= Do this =
Reproduce the listing below exactly. Pictures do not belong in the copy.

= Material =
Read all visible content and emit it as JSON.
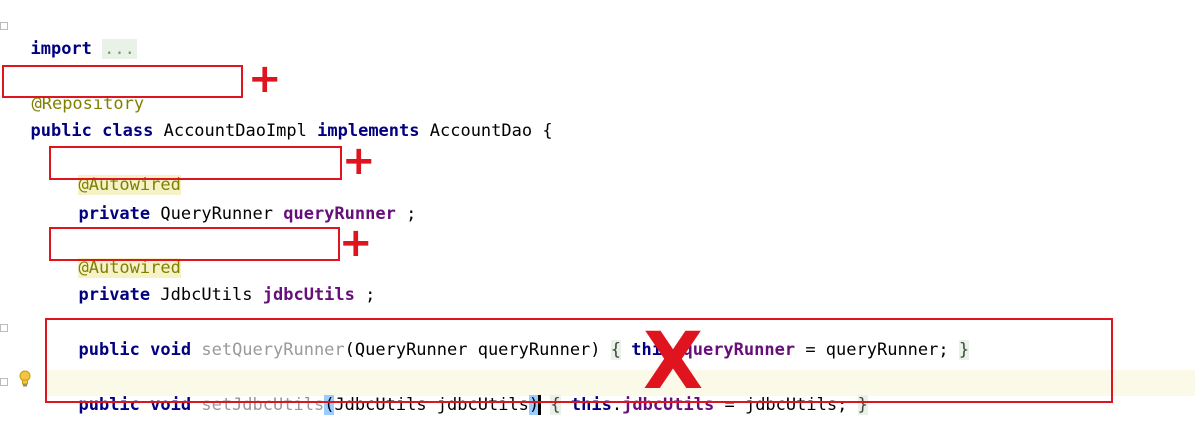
{
  "code": {
    "import_kw": "import",
    "import_fold": "...",
    "repository": "@Repository",
    "class_public": "public",
    "class_kw": "class",
    "class_name": "AccountDaoImpl",
    "implements_kw": "implements",
    "interface_name": "AccountDao",
    "open_brace": "{",
    "autowired_1": "@Autowired",
    "private_1": "private",
    "type_1": "QueryRunner",
    "field_1": "queryRunner",
    "semi_1": ";",
    "autowired_2": "@Autowired",
    "private_2": "private",
    "type_2": "JdbcUtils",
    "field_2": "jdbcUtils",
    "semi_2": ";",
    "m1_public": "public",
    "m1_void": "void",
    "m1_name": "setQueryRunner",
    "m1_params": "(QueryRunner queryRunner)",
    "m1_open": "{",
    "m1_this": "this",
    "m1_field": "queryRunner",
    "m1_assign": "= queryRunner;",
    "m1_close": "}",
    "m2_public": "public",
    "m2_void": "void",
    "m2_name": "setJdbcUtils",
    "m2_paren_open": "(",
    "m2_params": "JdbcUtils jdbcUtils",
    "m2_paren_close": ")",
    "m2_open": "{",
    "m2_this": "this",
    "m2_field": "jdbcUtils",
    "m2_assign": "= jdbcUtils;",
    "m2_close": "}"
  },
  "annotations": {
    "plus_mark": "+",
    "x_mark": "X",
    "accent_color": "#e0141e"
  }
}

= Solution to this task =
Read all visible content and emit it as JSON.
{
  "code": {
    "import_kw": "import",
    "import_fold": "...",
    "repository": "@Repository",
    "class_public": "public",
    "class_kw": "class",
    "class_name": "AccountDaoImpl",
    "implements_kw": "implements",
    "interface_name": "AccountDao",
    "open_brace": "{",
    "autowired_1": "@Autowired",
    "private_1": "private",
    "type_1": "QueryRunner",
    "field_1": "queryRunner",
    "semi_1": ";",
    "autowired_2": "@Autowired",
    "private_2": "private",
    "type_2": "JdbcUtils",
    "field_2": "jdbcUtils",
    "semi_2": ";",
    "m1_public": "public",
    "m1_void": "void",
    "m1_name": "setQueryRunner",
    "m1_params": "(QueryRunner queryRunner)",
    "m1_open": "{",
    "m1_this": "this",
    "m1_field": "queryRunner",
    "m1_assign": "= queryRunner;",
    "m1_close": "}",
    "m2_public": "public",
    "m2_void": "void",
    "m2_name": "setJdbcUtils",
    "m2_paren_open": "(",
    "m2_params": "JdbcUtils jdbcUtils",
    "m2_paren_close": ")",
    "m2_open": "{",
    "m2_this": "this",
    "m2_field": "jdbcUtils",
    "m2_assign": "= jdbcUtils;",
    "m2_close": "}"
  },
  "annotations": {
    "plus_mark": "+",
    "x_mark": "X",
    "accent_color": "#e0141e"
  }
}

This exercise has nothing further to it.